→ **EXERCISE GOAL**
Copy out every record below, word for word.

→ **SUPPLIED MATERIAL**
►

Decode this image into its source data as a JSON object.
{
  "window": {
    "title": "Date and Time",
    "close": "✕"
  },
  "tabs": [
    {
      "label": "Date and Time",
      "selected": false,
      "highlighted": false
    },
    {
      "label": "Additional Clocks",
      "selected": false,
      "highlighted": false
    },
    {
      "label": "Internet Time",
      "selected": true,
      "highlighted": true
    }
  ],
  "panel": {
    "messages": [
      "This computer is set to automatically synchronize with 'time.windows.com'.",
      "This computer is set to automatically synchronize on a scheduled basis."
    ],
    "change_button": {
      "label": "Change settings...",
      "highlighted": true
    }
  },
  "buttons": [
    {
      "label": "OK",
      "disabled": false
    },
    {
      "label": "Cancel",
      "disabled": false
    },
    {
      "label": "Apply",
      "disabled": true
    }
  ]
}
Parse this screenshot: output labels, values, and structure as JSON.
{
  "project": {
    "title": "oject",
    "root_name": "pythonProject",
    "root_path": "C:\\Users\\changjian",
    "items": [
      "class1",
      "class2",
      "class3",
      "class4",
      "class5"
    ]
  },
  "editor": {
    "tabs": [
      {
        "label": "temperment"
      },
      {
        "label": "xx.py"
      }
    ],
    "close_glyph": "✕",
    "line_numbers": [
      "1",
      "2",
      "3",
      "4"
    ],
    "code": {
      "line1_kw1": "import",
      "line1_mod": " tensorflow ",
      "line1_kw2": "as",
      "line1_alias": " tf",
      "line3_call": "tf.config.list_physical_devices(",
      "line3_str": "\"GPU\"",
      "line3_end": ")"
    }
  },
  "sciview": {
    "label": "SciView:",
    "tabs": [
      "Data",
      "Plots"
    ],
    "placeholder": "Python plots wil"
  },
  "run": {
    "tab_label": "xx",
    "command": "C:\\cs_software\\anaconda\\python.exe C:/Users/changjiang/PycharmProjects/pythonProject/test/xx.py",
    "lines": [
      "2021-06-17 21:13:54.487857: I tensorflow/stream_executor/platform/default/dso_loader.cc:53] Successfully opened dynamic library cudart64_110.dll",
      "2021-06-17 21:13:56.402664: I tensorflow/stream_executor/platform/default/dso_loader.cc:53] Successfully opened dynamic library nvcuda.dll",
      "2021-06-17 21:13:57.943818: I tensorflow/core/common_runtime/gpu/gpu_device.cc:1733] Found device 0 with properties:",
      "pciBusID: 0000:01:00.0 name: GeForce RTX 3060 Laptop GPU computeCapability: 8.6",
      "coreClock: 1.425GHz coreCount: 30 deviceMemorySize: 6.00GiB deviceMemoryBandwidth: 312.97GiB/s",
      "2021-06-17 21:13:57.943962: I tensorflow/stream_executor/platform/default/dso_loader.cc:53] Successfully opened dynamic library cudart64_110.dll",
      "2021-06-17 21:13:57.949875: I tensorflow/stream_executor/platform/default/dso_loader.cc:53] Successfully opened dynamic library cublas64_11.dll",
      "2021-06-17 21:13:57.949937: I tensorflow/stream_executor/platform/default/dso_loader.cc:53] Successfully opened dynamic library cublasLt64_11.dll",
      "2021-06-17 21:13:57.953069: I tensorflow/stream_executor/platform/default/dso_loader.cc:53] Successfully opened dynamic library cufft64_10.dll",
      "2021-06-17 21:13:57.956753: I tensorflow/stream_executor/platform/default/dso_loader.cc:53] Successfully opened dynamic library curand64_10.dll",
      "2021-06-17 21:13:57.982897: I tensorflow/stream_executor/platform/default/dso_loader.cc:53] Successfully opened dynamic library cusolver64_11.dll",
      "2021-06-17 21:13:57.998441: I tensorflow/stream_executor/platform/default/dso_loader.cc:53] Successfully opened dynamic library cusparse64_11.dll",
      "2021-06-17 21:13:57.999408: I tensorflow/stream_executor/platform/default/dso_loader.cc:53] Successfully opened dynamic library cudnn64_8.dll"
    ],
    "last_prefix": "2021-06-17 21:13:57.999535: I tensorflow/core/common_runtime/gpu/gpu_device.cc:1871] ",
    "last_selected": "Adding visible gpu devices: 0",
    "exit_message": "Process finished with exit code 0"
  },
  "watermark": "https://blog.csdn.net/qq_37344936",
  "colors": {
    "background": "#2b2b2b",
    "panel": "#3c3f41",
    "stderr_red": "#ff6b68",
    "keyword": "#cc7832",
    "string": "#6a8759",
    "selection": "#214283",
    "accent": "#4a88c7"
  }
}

◄

→ **WRITTEN ANSWER**
Decode this image into its source data as a JSON object.
{
  "window": {
    "title": "Date and Time",
    "close": "✕"
  },
  "tabs": [
    {
      "label": "Date and Time",
      "selected": false,
      "highlighted": false
    },
    {
      "label": "Additional Clocks",
      "selected": false,
      "highlighted": false
    },
    {
      "label": "Internet Time",
      "selected": true,
      "highlighted": true
    }
  ],
  "panel": {
    "messages": [
      "This computer is set to automatically synchronize with 'time.windows.com'.",
      "This computer is set to automatically synchronize on a scheduled basis."
    ],
    "change_button": {
      "label": "Change settings...",
      "highlighted": true
    }
  },
  "buttons": [
    {
      "label": "OK",
      "disabled": false
    },
    {
      "label": "Cancel",
      "disabled": false
    },
    {
      "label": "Apply",
      "disabled": true
    }
  ]
}
Parse this screenshot: output labels, values, and structure as JSON.
{
  "project": {
    "title": "oject",
    "root_name": "pythonProject",
    "root_path": "C:\\Users\\changjian",
    "items": [
      "class1",
      "class2",
      "class3",
      "class4",
      "class5"
    ]
  },
  "editor": {
    "tabs": [
      {
        "label": "temperment"
      },
      {
        "label": "xx.py"
      }
    ],
    "close_glyph": "✕",
    "line_numbers": [
      "1",
      "2",
      "3",
      "4"
    ],
    "code": {
      "line1_kw1": "import",
      "line1_mod": " tensorflow ",
      "line1_kw2": "as",
      "line1_alias": " tf",
      "line3_call": "tf.config.list_physical_devices(",
      "line3_str": "\"GPU\"",
      "line3_end": ")"
    }
  },
  "sciview": {
    "label": "SciView:",
    "tabs": [
      "Data",
      "Plots"
    ],
    "placeholder": "Python plots wil"
  },
  "run": {
    "tab_label": "xx",
    "command": "C:\\cs_software\\anaconda\\python.exe C:/Users/changjiang/PycharmProjects/pythonProject/test/xx.py",
    "lines": [
      "2021-06-17 21:13:54.487857: I tensorflow/stream_executor/platform/default/dso_loader.cc:53] Successfully opened dynamic library cudart64_110.dll",
      "2021-06-17 21:13:56.402664: I tensorflow/stream_executor/platform/default/dso_loader.cc:53] Successfully opened dynamic library nvcuda.dll",
      "2021-06-17 21:13:57.943818: I tensorflow/core/common_runtime/gpu/gpu_device.cc:1733] Found device 0 with properties:",
      "pciBusID: 0000:01:00.0 name: GeForce RTX 3060 Laptop GPU computeCapability: 8.6",
      "coreClock: 1.425GHz coreCount: 30 deviceMemorySize: 6.00GiB deviceMemoryBandwidth: 312.97GiB/s",
      "2021-06-17 21:13:57.943962: I tensorflow/stream_executor/platform/default/dso_loader.cc:53] Successfully opened dynamic library cudart64_110.dll",
      "2021-06-17 21:13:57.949875: I tensorflow/stream_executor/platform/default/dso_loader.cc:53] Successfully opened dynamic library cublas64_11.dll",
      "2021-06-17 21:13:57.949937: I tensorflow/stream_executor/platform/default/dso_loader.cc:53] Successfully opened dynamic library cublasLt64_11.dll",
      "2021-06-17 21:13:57.953069: I tensorflow/stream_executor/platform/default/dso_loader.cc:53] Successfully opened dynamic library cufft64_10.dll",
      "2021-06-17 21:13:57.956753: I tensorflow/stream_executor/platform/default/dso_loader.cc:53] Successfully opened dynamic library curand64_10.dll",
      "2021-06-17 21:13:57.982897: I tensorflow/stream_executor/platform/default/dso_loader.cc:53] Successfully opened dynamic library cusolver64_11.dll",
      "2021-06-17 21:13:57.998441: I tensorflow/stream_executor/platform/default/dso_loader.cc:53] Successfully opened dynamic library cusparse64_11.dll",
      "2021-06-17 21:13:57.999408: I tensorflow/stream_executor/platform/default/dso_loader.cc:53] Successfully opened dynamic library cudnn64_8.dll"
    ],
    "last_prefix": "2021-06-17 21:13:57.999535: I tensorflow/core/common_runtime/gpu/gpu_device.cc:1871] ",
    "last_selected": "Adding visible gpu devices: 0",
    "exit_message": "Process finished with exit code 0"
  },
  "watermark": "https://blog.csdn.net/qq_37344936",
  "colors": {
    "background": "#2b2b2b",
    "panel": "#3c3f41",
    "stderr_red": "#ff6b68",
    "keyword": "#cc7832",
    "string": "#6a8759",
    "selection": "#214283",
    "accent": "#4a88c7"
  }
}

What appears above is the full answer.